New ways of chasing trademark infringers - The “Tork” decision and unauthorised refills

Everyone has experienced no-name refills for brand products in his daily life, such as when getting in touch with liquid soap, beverage and candy dispensers, coffee capsules, ink cartridges and many more. Is there a way to pursue infringers if such refills infringe trademark rights?

25 January 2019

Publication

Yes, there is - according to the recent decision of the German Federal Court of Justice (Bundesgerichtshof - BGH), 17 October 2018 – I ZR 136/17.

The BGH decided that a trademark infringement is given if a refillable container marked with the original manufacturer's trademark is refilled with goods from another manufacturer, provided that the consumer understands the mark on the container as an indication not only of the commercial origin of the container but also of the commercial origin of its content. Whether the consumer perceives the latter is influenced by whether the refillable product itself bears a recognisable mark and whether the public is accustomed to the container being filled with goods from other manufacturers. Moreover, the relevance of trademarks in the product area at issue can also influence the perception of consumers.

In the “Tork” case all prerequisites have been met regarding the refill of “Tork” containers with no-name, non-branded paper towels.

Does this mean that every refill not authorized by the owner of the trademark on the container is an infringement? Of course not, “it always depends” as the lawyer likes to say. The BGH stated explicitly that this does not account for refillable containers where the consumer is accustomed to replacing the refill by himself, inter alia with vacuum cleaner bags, razor blades, coffee capsules, ink and toner cartridges etc. The court argued that regarding the “Tork” dispenser, the consumer does not have any insight into the refilling process.

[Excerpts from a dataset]
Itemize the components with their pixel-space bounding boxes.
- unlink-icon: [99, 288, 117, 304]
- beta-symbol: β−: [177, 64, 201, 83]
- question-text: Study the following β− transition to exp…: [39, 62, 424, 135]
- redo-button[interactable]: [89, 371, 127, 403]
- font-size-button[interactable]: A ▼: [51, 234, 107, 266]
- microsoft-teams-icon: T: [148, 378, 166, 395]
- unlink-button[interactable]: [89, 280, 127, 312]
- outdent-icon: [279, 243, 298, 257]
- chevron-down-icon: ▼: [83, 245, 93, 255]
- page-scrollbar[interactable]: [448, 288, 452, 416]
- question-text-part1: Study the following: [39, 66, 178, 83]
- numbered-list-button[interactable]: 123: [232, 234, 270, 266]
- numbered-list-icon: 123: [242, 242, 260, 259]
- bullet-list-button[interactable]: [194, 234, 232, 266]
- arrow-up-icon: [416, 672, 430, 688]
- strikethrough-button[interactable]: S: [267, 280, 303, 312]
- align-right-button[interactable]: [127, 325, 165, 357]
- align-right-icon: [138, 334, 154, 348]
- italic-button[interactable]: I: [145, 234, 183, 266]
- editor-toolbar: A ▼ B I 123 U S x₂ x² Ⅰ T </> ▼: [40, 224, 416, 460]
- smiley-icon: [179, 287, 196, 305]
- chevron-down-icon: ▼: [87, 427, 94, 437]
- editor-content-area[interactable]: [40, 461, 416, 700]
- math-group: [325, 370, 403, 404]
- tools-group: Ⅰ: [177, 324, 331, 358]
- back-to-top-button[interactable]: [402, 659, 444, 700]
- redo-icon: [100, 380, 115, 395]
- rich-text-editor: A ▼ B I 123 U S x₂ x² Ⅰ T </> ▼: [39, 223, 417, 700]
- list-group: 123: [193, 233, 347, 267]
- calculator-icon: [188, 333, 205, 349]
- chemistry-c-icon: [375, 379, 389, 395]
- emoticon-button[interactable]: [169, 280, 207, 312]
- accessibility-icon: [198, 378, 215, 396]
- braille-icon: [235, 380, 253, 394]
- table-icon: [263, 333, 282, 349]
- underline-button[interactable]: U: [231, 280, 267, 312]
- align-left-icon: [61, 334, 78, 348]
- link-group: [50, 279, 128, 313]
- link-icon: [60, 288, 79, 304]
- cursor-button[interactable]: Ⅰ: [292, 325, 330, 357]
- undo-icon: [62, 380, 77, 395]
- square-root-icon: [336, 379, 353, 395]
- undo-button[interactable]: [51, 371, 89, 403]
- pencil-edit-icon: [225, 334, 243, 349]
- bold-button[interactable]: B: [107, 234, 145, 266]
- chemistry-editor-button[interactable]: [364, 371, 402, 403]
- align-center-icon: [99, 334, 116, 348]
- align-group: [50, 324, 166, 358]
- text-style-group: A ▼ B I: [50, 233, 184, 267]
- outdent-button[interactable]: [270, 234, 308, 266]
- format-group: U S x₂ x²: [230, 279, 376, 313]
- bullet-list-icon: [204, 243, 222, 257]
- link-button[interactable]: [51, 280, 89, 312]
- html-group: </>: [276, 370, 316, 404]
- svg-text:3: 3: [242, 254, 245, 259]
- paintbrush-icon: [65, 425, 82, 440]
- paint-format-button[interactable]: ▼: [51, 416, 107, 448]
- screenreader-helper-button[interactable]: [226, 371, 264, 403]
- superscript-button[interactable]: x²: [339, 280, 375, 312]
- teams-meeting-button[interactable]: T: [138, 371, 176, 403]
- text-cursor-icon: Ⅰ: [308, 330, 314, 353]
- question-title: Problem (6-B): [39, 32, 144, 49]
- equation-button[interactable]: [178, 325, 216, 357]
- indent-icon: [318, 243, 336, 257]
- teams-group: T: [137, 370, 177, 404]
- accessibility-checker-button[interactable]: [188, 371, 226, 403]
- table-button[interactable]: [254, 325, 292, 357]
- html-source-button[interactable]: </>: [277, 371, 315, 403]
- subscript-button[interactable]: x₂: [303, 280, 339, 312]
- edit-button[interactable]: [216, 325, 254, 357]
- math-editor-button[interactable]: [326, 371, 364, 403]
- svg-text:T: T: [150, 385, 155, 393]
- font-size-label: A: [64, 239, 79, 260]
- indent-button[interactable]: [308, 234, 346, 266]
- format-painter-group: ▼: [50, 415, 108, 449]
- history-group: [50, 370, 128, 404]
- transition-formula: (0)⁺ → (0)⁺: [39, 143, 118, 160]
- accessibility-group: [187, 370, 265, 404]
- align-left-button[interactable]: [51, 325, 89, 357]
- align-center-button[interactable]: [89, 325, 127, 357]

Work to complete:
(1) Copy word for word the part of the article on the Tork decision that opens with the words containing "Publication" and closes with "I ZR 136/17.".
(2) Using the article on the Tork decision, decide whether each statement agrees with it, and answer yes or no along with the deciding words quoted from it: (a) The court's decision is dated 17 October 2018. (b) The court held that every refill not authorized by the trademark owner is an infringement. (c) In the Tork case, the containers were refilled with branded paper towels.

Set of answers:
(1)
Publication

Yes, there is - according to the recent decision of the German Federal Court of Justice (Bundesgerichtshof - BGH), 17 October 2018 – I ZR 136/17.

(2)
(a) Yes: "17 October 2018 – I ZR 136/17"
(b) No: "The BGH stated explicitly that this does not account for refillable containers where the consumer is accustomed to replacing the refill by himself"
(c) No: "the refill of “Tork” containers with no-name, non-branded paper towels"